WHAT IS REQUIRED:
Find every line in the records below that contains the word "Volumes", and copy each such line.

ENTRIES:
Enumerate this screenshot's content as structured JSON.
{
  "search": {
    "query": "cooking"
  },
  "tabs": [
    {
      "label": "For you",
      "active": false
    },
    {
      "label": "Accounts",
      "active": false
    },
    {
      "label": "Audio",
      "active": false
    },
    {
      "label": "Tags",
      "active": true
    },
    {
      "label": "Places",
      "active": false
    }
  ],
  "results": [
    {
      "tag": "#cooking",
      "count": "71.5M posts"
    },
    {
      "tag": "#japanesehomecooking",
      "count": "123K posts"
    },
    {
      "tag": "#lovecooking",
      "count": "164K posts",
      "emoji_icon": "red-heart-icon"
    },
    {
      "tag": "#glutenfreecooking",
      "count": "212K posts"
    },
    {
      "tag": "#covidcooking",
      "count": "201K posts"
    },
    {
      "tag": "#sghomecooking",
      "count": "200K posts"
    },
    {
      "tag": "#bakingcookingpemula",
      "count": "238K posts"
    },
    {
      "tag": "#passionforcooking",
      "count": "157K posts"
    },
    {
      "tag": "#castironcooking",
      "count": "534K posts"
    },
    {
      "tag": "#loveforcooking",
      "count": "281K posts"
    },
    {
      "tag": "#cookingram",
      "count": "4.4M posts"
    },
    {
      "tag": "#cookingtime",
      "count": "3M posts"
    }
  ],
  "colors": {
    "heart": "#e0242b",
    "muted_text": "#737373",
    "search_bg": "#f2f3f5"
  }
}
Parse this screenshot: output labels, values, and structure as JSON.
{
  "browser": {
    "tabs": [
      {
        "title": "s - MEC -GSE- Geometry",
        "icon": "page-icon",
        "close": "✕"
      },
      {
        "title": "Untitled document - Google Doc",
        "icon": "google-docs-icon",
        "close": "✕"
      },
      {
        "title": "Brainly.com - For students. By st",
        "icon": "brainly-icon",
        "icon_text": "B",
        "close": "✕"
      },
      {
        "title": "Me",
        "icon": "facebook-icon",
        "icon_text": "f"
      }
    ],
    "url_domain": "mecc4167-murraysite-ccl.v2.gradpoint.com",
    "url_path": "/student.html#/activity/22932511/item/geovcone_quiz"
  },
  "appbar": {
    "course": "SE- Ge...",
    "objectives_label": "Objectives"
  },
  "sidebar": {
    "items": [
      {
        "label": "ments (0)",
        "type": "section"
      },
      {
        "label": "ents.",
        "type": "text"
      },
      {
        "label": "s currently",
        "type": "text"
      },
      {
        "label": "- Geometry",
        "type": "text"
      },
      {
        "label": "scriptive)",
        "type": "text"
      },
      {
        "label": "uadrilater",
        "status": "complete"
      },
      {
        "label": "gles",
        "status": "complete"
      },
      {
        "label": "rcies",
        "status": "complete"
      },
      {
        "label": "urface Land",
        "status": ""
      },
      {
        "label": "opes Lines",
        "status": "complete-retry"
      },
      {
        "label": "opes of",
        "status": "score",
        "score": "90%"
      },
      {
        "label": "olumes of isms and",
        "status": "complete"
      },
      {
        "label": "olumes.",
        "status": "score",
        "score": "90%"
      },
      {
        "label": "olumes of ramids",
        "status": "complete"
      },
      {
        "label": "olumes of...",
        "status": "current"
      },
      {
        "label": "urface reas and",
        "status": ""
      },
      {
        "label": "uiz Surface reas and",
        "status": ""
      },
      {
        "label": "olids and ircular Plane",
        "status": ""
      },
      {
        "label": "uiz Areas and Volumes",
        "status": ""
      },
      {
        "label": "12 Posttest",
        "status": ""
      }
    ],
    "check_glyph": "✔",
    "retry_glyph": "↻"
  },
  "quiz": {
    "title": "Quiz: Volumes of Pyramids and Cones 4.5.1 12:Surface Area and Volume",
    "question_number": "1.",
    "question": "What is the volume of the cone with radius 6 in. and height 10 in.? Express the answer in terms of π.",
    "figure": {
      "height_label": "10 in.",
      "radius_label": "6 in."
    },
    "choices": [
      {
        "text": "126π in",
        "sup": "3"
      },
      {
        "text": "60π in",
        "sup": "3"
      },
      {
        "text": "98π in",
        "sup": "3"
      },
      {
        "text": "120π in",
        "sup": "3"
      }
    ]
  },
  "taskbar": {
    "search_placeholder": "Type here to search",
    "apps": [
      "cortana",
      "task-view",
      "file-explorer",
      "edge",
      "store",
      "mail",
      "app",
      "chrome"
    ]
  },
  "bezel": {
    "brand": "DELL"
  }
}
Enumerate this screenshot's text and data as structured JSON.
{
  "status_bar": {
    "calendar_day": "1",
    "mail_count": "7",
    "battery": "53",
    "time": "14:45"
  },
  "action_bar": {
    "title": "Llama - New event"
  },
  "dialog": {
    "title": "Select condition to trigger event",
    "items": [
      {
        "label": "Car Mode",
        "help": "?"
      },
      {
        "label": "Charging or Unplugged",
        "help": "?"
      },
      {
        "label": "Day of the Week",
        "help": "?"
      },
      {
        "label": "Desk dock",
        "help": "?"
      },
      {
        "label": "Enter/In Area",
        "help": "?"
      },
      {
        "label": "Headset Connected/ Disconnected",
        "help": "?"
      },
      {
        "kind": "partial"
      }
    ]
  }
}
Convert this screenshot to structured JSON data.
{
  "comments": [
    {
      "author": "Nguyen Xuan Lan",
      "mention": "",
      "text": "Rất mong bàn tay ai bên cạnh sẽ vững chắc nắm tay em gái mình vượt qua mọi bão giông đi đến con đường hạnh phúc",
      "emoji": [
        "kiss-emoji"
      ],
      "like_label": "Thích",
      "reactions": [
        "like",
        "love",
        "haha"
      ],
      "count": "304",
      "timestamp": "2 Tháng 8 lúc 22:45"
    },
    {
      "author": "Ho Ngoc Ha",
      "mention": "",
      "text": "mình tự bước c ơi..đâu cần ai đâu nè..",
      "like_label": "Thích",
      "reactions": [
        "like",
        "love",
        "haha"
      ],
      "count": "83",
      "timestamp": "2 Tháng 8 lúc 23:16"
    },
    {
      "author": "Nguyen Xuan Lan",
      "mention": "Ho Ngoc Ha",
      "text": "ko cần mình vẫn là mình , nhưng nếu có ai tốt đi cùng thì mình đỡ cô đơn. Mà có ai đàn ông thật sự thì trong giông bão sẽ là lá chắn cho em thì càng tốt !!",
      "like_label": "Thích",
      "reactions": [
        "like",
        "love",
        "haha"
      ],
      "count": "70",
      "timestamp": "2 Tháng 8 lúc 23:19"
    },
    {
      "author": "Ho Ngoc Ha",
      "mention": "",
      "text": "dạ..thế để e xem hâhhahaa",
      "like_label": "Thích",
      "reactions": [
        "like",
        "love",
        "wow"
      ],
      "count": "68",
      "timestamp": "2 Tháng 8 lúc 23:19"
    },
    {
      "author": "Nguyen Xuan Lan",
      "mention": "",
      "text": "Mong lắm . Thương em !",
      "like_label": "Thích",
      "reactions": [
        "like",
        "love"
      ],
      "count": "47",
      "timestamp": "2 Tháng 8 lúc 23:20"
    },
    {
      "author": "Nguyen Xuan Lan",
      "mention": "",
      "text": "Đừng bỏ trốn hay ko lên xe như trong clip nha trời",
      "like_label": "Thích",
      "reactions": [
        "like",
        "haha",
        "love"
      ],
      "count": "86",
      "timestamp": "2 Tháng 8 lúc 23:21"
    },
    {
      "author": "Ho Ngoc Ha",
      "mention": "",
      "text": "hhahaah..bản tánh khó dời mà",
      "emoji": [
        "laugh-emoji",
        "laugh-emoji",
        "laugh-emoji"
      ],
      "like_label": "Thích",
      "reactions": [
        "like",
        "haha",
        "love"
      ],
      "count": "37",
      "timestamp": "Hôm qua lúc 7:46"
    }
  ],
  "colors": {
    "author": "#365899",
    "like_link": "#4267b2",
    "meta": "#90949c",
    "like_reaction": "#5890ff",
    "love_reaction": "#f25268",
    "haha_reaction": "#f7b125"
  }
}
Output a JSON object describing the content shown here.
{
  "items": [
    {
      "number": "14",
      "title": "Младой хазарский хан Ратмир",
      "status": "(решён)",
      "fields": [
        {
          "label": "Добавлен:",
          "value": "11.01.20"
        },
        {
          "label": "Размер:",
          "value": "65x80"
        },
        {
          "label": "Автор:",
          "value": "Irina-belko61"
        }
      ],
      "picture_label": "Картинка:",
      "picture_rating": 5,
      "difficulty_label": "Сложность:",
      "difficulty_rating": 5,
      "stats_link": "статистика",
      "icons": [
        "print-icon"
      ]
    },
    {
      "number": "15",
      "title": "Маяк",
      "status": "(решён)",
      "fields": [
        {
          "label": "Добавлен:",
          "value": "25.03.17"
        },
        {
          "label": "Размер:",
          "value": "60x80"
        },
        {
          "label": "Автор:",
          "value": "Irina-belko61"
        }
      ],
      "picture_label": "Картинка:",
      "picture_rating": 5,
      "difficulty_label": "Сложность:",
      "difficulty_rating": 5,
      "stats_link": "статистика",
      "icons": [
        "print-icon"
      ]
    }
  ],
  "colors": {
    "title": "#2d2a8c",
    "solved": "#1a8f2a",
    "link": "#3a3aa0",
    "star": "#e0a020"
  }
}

CORRECT OUTPUT:
        "label": "uiz Areas and Volumes",
    "title": "Quiz: Volumes of Pyramids and Cones 4.5.1 12:Surface Area and Volume",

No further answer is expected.